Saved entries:
══════

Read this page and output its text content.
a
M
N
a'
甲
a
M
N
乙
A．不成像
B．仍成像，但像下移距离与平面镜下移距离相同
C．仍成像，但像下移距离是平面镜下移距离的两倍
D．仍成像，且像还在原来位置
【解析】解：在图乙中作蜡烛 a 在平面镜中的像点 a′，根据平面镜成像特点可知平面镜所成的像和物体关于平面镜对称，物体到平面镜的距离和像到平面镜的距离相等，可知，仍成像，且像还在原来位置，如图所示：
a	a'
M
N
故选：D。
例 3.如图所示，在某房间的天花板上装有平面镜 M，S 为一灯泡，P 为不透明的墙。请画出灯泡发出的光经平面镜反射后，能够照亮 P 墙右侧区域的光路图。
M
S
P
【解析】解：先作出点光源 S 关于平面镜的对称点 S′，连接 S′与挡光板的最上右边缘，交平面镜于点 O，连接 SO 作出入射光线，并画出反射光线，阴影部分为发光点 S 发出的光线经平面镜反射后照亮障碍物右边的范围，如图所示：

══════

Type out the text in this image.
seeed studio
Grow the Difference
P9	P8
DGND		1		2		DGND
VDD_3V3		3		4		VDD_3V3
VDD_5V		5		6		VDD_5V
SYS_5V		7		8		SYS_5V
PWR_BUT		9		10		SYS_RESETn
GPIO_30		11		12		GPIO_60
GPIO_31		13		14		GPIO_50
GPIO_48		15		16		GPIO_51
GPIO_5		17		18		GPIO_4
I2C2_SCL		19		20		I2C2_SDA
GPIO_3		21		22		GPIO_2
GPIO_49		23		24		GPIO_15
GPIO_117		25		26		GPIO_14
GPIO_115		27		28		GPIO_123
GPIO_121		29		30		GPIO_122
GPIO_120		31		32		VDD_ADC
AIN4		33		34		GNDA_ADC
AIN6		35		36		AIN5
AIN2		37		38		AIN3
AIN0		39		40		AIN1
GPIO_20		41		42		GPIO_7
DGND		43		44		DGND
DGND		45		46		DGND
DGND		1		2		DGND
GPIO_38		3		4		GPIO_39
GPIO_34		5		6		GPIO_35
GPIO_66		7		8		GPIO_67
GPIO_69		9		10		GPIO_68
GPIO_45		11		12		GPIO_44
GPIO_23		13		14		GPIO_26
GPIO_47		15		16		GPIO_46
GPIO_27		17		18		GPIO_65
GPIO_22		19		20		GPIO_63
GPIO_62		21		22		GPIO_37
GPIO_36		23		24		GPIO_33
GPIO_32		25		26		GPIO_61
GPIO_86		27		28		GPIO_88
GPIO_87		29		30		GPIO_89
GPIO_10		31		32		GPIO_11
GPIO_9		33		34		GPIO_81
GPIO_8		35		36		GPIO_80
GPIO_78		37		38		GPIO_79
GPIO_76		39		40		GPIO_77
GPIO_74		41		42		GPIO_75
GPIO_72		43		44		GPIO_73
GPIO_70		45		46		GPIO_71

══════

• **What you will do**
Give the number of lines above in which the word "this" occurs, with nothing else.

• **Worked answer**
2